=== Description of the task ===
Using the data below, copy every line that contains the word "color".

>> BEGIN Supplied data

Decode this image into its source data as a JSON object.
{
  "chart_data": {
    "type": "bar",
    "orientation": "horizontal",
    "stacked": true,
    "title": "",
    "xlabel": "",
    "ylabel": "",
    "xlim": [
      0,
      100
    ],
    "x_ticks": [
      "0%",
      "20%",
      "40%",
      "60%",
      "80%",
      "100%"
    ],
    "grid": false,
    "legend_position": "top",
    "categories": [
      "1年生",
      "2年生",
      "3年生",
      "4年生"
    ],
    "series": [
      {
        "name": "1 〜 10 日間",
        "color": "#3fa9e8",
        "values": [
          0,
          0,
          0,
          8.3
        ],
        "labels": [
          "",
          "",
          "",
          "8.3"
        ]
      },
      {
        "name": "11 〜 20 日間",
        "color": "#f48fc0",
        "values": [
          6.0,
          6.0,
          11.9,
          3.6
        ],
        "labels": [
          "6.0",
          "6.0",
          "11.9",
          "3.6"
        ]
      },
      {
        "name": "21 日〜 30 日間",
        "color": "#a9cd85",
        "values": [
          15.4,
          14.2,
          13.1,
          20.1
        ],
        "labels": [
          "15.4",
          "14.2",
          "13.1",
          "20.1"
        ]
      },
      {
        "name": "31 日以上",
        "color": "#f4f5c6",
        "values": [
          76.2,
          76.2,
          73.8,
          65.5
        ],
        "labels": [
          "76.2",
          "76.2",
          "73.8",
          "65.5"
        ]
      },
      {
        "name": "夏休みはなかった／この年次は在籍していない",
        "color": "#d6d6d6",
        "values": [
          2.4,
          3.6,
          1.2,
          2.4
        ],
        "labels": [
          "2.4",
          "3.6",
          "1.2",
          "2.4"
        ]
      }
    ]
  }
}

>> END Supplied data

=== Right answer ===
        "color": "#3fa9e8",
        "color": "#f48fc0",
        "color": "#a9cd85",
        "color": "#f4f5c6",
        "color": "#d6d6d6",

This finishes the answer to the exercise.